## ESTRATTO DEL DOCUMENTO
--

Probabilmente per le aziende sarebbe meglio disporre di una forza lavoro più giovane; per le possibilità di sopravvivenza, gli anziani sarebbero invece svantaggiati.
Monti, per la verità, qualcosa di chiaro l'ha detto, quando ha asserito che la riforma del lavoro è coerente con quella delle pensioni.
E anche un esponente di confindustria, questa sera, ha candidamente ammesso che questa riforma deve permettere l'uscita di quei lavoratori che non potrebbero andarsene, visto l'allungamento dell'età pensionabile.
Camusso l'ha spiegato bene, e semplicemente: ognuna delle azioni portate a termine da questo governo è andata contro gli interessi dei lavoratori dipendenti e dei pensionati.
E allora dovremmo pensare che gli interessi del Paese vadano contro gli interessi della sua parte economicamente più debole, oppure dovremmo ritenere che lavoratori dipendenti e pensionati siano contro gli interessi del Paese, forse rappresentati meglio dagli imprenditori, dai politici, dal mercato e dal capitale?
La verità è che spacciare tutta questa attività che penalizza una parte non piccola del Paese per equità, e continuare a fare appello al nostro senso di responsabilità, data la gravità del momento, è come toglierci la speranza, trattandoci anche come poveri imbecilli.

--

## SEZIONE DATI

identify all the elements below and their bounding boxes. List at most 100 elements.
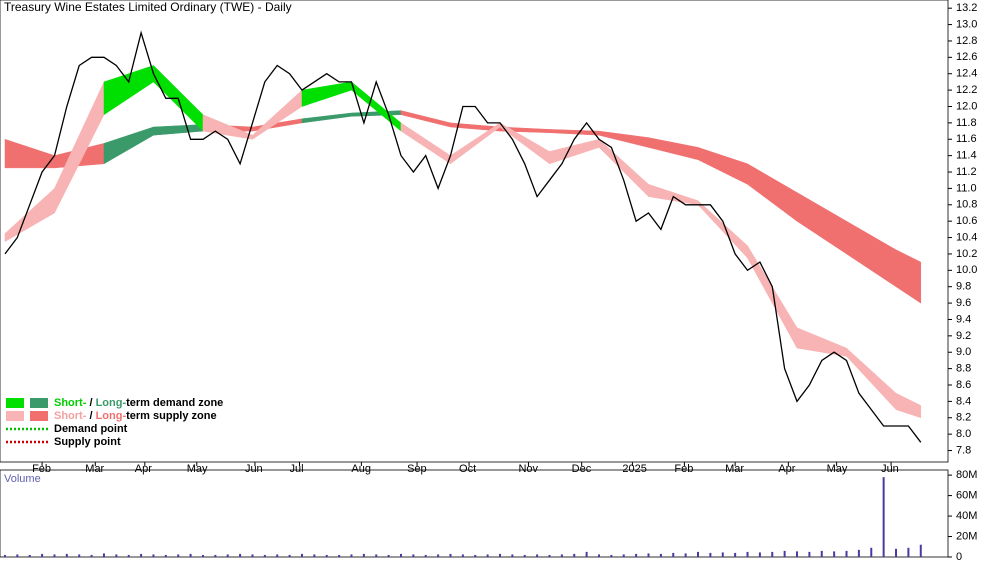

--

## ATTIVITÀ DA SVOLGERE
1. Nel brano sulla riforma del lavoro, l'esponente di confindustria dice che la riforma deve permettere l'uscita di alcuni lavoratori. Perché, secondo il brano, questi lavoratori non potrebbero andarsene altrimenti? Rispondi in una, due o tre frasi.
2. Cita il brano sulla riforma del lavoro da "Probabilmente per le" a "l'allungamento dell'età pensionabile.", estremi compresi.
L'elenco non serve a nulla in questo esercizio.

## ESERCIZIO SVOLTO
1. Secondo l'esponente di confindustria, quei lavoratori non potrebbero andarsene per via dell'allungamento dell'età pensionabile. Per questo la riforma del lavoro deve consentirne l'uscita.

2.
Probabilmente per le aziende sarebbe meglio disporre di una forza lavoro più giovane; per le possibilità di sopravvivenza, gli anziani sarebbero invece svantaggiati.
Monti, per la verità, qualcosa di chiaro l'ha detto, quando ha asserito che la riforma del lavoro è coerente con quella delle pensioni.
E anche un esponente di confindustria, questa sera, ha candidamente ammesso che questa riforma deve permettere l'uscita di quei lavoratori che non potrebbero andarsene, visto l'allungamento dell'età pensionabile.